Write out again only the lines between the one with "Read this page and output its text content." and the end of the records below, both ends counted, and don't include the pictures.

== RECORD EXCERPTS

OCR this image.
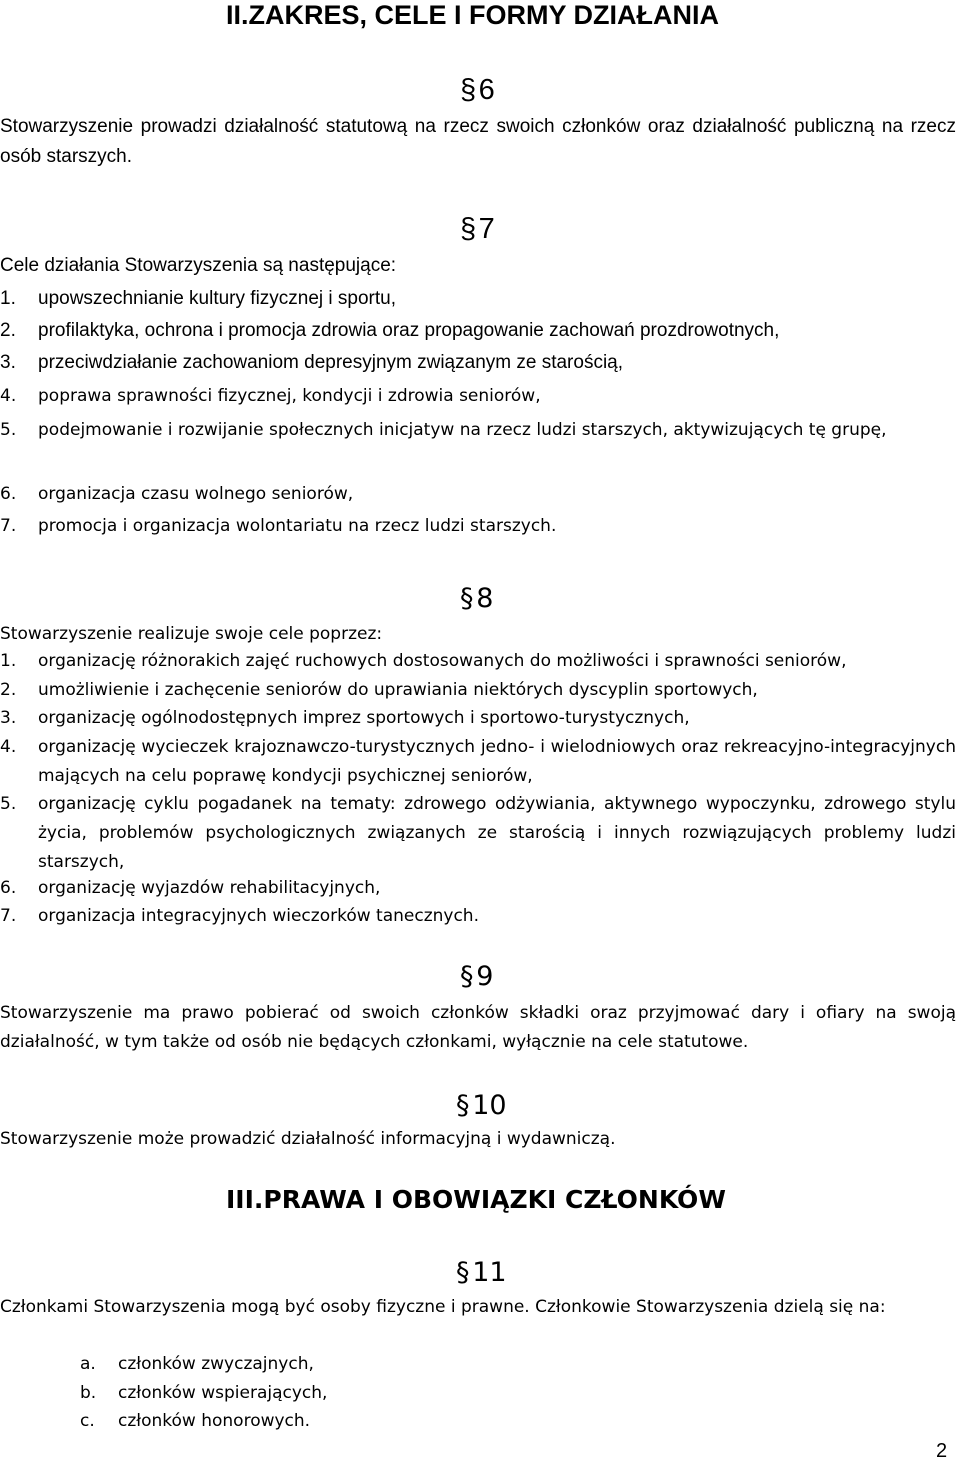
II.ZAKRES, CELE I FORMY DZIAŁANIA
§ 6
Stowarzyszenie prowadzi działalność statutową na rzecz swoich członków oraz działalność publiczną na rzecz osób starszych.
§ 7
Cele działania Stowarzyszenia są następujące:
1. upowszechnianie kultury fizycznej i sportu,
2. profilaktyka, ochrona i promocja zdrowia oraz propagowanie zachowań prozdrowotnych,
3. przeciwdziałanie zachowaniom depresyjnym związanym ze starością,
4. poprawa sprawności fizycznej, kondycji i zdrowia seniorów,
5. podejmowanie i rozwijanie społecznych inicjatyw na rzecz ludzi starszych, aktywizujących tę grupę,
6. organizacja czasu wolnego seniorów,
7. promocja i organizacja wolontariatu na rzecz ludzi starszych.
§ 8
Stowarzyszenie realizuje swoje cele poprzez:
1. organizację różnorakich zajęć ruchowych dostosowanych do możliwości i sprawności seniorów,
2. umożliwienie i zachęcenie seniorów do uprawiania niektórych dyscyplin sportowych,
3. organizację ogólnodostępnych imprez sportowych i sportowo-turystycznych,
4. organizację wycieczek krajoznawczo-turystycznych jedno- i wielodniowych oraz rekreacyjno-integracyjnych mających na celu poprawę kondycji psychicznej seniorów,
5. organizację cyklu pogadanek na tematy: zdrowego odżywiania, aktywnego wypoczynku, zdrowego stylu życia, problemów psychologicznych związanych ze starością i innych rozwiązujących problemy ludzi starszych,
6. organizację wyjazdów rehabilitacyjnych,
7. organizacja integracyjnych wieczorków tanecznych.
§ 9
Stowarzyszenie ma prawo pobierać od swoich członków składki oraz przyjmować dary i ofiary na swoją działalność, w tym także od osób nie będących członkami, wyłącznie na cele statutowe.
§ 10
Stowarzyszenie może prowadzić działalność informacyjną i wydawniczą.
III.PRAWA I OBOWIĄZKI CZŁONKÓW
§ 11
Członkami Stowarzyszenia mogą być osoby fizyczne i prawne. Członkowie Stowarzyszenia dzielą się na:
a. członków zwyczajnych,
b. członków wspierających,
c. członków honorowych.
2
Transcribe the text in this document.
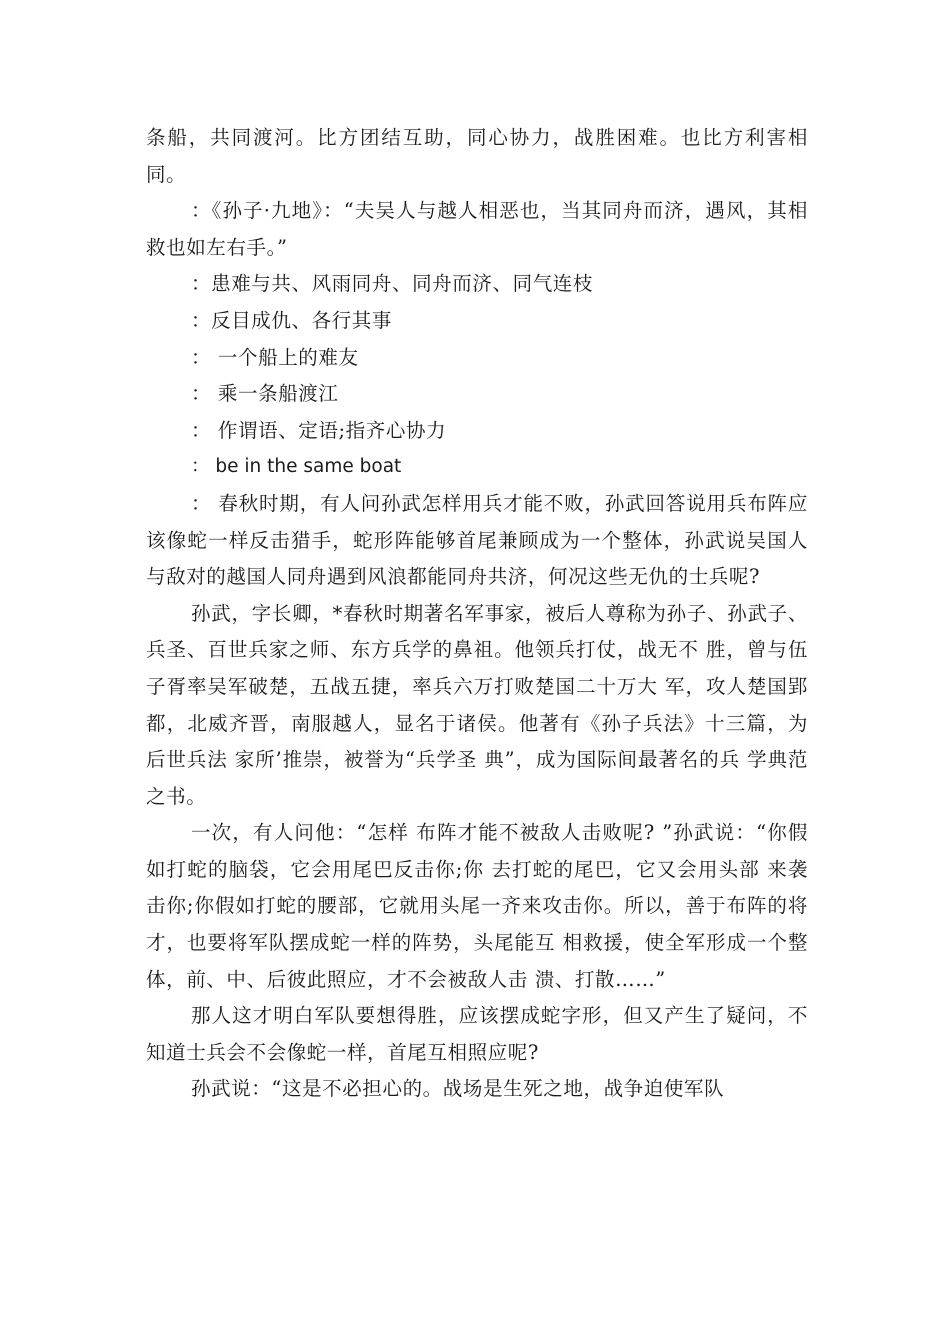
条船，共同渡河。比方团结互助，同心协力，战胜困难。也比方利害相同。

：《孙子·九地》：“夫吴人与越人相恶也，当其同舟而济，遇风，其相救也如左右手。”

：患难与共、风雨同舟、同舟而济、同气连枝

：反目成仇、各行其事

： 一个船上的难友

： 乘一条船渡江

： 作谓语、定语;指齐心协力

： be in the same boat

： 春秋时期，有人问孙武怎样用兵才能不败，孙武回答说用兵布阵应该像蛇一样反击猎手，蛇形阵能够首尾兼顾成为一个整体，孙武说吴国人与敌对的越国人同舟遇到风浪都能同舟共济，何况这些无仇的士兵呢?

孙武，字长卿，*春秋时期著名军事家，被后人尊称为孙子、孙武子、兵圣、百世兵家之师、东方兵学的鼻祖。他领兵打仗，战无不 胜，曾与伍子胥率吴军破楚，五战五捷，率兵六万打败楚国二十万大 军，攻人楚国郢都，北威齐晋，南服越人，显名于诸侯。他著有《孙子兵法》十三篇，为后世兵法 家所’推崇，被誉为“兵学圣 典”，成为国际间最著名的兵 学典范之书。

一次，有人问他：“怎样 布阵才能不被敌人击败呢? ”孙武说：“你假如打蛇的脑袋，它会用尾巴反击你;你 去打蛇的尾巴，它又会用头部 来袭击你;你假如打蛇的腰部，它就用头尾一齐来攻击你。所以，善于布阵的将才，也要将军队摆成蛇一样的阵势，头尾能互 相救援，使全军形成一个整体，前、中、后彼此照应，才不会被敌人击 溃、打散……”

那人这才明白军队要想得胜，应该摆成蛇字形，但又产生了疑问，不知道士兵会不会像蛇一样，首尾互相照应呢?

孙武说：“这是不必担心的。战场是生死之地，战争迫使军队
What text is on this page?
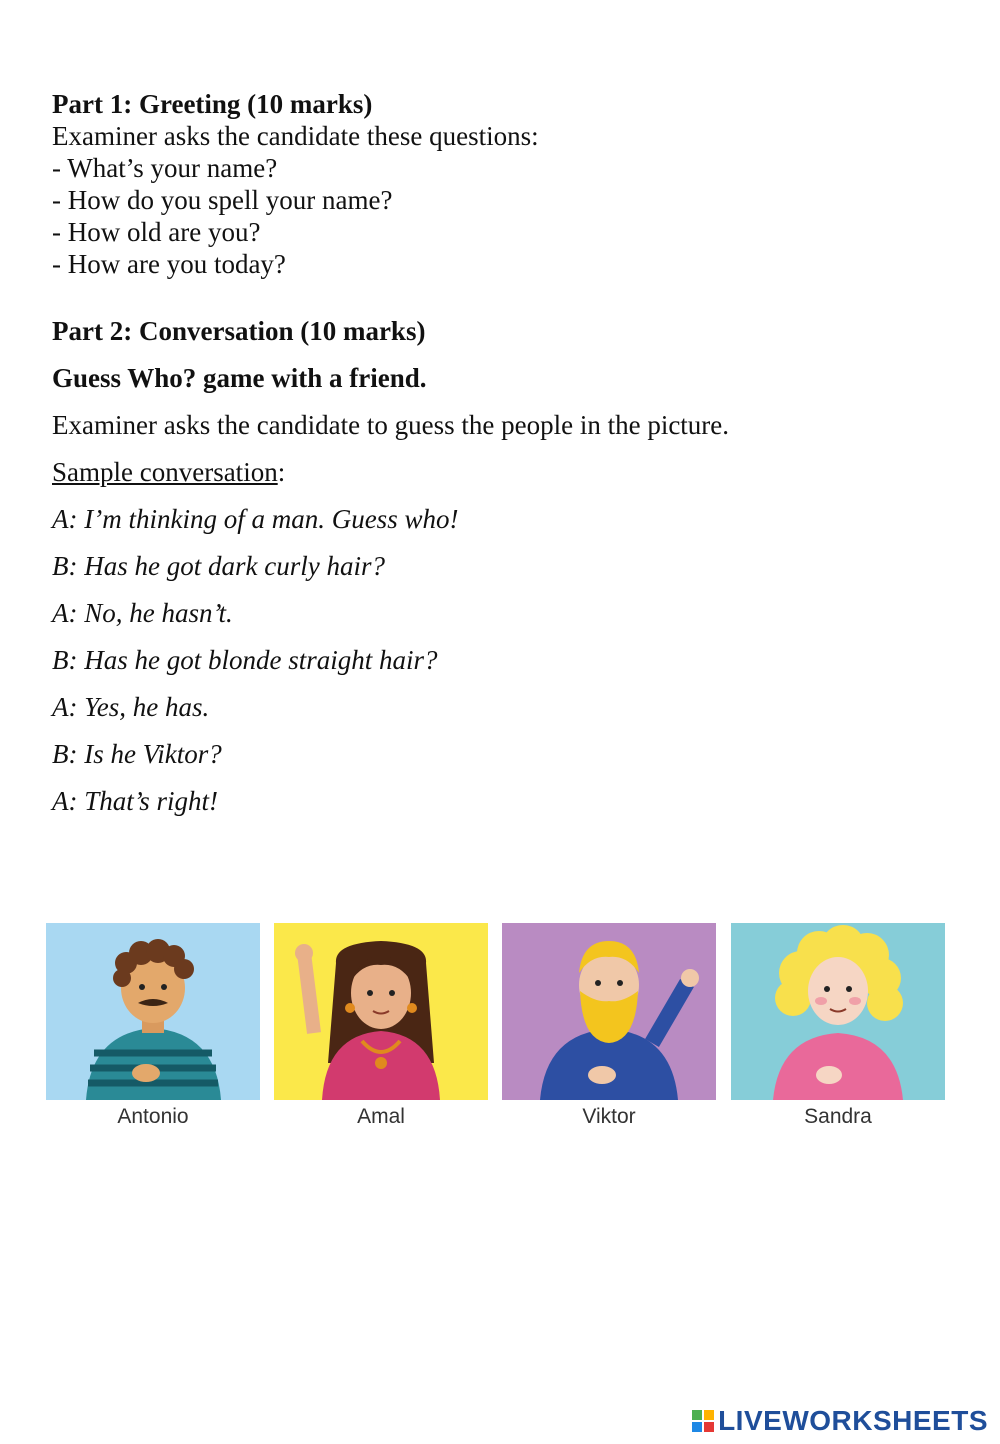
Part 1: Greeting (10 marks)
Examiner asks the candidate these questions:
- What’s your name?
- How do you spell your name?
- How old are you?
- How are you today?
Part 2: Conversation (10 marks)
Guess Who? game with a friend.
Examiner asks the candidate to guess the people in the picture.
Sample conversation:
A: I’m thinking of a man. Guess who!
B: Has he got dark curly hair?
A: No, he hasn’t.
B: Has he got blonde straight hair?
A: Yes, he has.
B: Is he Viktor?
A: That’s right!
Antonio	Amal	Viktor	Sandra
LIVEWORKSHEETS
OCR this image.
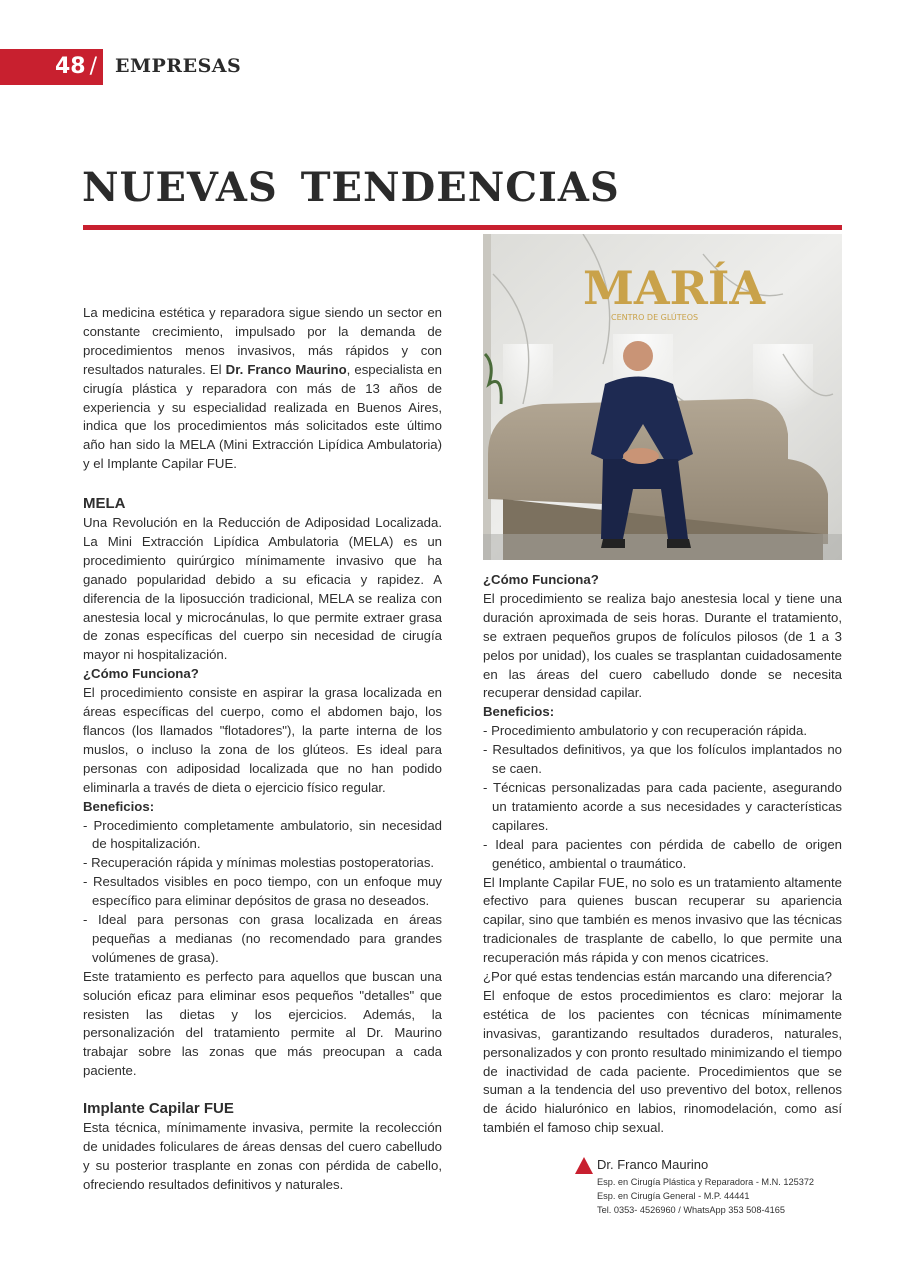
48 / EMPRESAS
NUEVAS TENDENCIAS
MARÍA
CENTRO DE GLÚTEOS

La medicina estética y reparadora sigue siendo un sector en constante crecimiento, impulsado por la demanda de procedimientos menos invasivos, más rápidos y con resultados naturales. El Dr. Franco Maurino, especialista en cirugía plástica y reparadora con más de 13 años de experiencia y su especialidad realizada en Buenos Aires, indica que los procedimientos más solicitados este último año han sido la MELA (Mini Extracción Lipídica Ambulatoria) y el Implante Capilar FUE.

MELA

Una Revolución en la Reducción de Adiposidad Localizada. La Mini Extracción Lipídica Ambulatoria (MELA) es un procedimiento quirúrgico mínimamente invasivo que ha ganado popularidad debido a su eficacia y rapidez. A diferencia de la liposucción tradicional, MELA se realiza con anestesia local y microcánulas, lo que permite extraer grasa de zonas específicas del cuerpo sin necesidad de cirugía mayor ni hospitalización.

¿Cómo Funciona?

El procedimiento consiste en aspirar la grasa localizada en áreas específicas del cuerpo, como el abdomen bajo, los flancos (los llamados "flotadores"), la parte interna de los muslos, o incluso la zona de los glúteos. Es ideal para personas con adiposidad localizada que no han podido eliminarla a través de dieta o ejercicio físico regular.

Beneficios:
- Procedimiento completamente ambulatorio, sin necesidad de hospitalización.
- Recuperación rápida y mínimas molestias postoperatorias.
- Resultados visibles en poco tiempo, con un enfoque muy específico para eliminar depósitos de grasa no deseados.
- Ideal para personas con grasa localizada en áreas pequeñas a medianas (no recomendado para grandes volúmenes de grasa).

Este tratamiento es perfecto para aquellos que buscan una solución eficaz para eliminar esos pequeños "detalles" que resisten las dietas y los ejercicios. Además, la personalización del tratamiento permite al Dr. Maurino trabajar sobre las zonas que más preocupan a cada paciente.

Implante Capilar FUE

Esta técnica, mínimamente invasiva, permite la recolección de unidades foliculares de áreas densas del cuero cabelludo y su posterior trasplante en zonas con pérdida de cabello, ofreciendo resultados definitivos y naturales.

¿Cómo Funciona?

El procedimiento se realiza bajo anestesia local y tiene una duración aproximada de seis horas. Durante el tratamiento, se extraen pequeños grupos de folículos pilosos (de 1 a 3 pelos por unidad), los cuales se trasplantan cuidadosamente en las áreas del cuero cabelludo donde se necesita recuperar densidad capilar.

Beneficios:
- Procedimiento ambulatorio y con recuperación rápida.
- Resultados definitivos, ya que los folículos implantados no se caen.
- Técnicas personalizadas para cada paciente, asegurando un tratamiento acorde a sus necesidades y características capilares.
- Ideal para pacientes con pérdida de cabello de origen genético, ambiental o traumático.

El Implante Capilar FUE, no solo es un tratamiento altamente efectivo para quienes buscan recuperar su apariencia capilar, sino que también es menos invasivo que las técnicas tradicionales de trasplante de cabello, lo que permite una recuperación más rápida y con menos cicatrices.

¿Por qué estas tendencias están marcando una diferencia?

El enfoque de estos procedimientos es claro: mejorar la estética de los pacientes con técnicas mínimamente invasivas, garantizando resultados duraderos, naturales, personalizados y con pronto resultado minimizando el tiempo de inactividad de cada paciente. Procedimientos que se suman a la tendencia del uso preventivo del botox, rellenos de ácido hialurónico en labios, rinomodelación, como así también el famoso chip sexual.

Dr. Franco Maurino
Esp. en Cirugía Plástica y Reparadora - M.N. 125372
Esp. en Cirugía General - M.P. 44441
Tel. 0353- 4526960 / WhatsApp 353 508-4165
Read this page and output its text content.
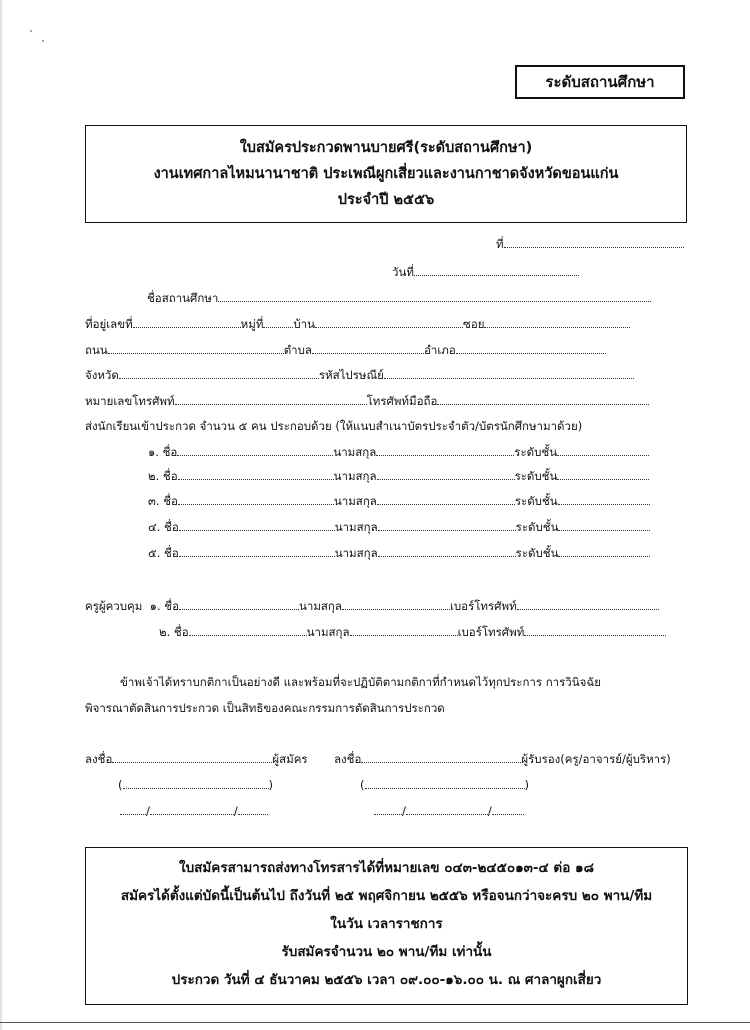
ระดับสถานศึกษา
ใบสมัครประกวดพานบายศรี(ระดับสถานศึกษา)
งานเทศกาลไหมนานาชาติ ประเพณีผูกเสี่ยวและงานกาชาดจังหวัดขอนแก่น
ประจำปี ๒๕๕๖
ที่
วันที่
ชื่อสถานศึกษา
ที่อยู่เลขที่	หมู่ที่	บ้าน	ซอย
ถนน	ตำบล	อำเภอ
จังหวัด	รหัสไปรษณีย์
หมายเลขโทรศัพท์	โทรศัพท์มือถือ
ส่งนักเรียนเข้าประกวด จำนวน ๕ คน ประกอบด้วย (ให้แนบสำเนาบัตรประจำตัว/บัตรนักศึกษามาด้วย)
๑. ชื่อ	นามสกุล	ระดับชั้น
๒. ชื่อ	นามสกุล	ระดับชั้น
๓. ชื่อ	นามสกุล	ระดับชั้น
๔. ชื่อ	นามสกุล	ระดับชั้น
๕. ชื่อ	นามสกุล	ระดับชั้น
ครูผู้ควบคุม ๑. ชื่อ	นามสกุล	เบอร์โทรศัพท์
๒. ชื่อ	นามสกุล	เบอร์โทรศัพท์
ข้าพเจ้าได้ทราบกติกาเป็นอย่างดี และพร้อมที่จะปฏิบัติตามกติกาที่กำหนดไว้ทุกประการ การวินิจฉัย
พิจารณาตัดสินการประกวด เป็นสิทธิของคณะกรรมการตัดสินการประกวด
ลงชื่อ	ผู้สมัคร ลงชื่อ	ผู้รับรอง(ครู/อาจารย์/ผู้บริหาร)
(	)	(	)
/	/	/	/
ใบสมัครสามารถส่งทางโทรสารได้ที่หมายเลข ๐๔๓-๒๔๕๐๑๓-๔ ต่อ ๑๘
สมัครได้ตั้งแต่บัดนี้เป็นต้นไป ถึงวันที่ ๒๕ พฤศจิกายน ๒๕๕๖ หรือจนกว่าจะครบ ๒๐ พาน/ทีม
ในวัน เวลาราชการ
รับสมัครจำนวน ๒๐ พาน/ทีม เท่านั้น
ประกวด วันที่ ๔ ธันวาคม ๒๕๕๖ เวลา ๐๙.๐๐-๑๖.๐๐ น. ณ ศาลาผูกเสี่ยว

====

→ **CORRECT RESULT**:
Read this page and output its text content.
ระดับสถานศึกษา
ใบสมัครประกวดพานบายศรี(ระดับสถานศึกษา)
งานเทศกาลไหมนานาชาติ ประเพณีผูกเสี่ยวและงานกาชาดจังหวัดขอนแก่น
ประจำปี ๒๕๕๖
ที่
วันที่
ชื่อสถานศึกษา
ที่อยู่เลขที่	หมู่ที่	บ้าน	ซอย
ถนน	ตำบล	อำเภอ
จังหวัด	รหัสไปรษณีย์
หมายเลขโทรศัพท์	โทรศัพท์มือถือ
ส่งนักเรียนเข้าประกวด จำนวน ๕ คน ประกอบด้วย (ให้แนบสำเนาบัตรประจำตัว/บัตรนักศึกษามาด้วย)
๑. ชื่อ	นามสกุล	ระดับชั้น
๒. ชื่อ	นามสกุล	ระดับชั้น
๓. ชื่อ	นามสกุล	ระดับชั้น
๔. ชื่อ	นามสกุล	ระดับชั้น
๕. ชื่อ	นามสกุล	ระดับชั้น
ครูผู้ควบคุม ๑. ชื่อ	นามสกุล	เบอร์โทรศัพท์
๒. ชื่อ	นามสกุล	เบอร์โทรศัพท์
ข้าพเจ้าได้ทราบกติกาเป็นอย่างดี และพร้อมที่จะปฏิบัติตามกติกาที่กำหนดไว้ทุกประการ การวินิจฉัย
พิจารณาตัดสินการประกวด เป็นสิทธิของคณะกรรมการตัดสินการประกวด
ลงชื่อ	ผู้สมัคร ลงชื่อ	ผู้รับรอง(ครู/อาจารย์/ผู้บริหาร)
(	)	(	)
/	/	/	/
ใบสมัครสามารถส่งทางโทรสารได้ที่หมายเลข ๐๔๓-๒๔๕๐๑๓-๔ ต่อ ๑๘
สมัครได้ตั้งแต่บัดนี้เป็นต้นไป ถึงวันที่ ๒๕ พฤศจิกายน ๒๕๕๖ หรือจนกว่าจะครบ ๒๐ พาน/ทีม
ในวัน เวลาราชการ
รับสมัครจำนวน ๒๐ พาน/ทีม เท่านั้น
ประกวด วันที่ ๔ ธันวาคม ๒๕๕๖ เวลา ๐๙.๐๐-๑๖.๐๐ น. ณ ศาลาผูกเสี่ยว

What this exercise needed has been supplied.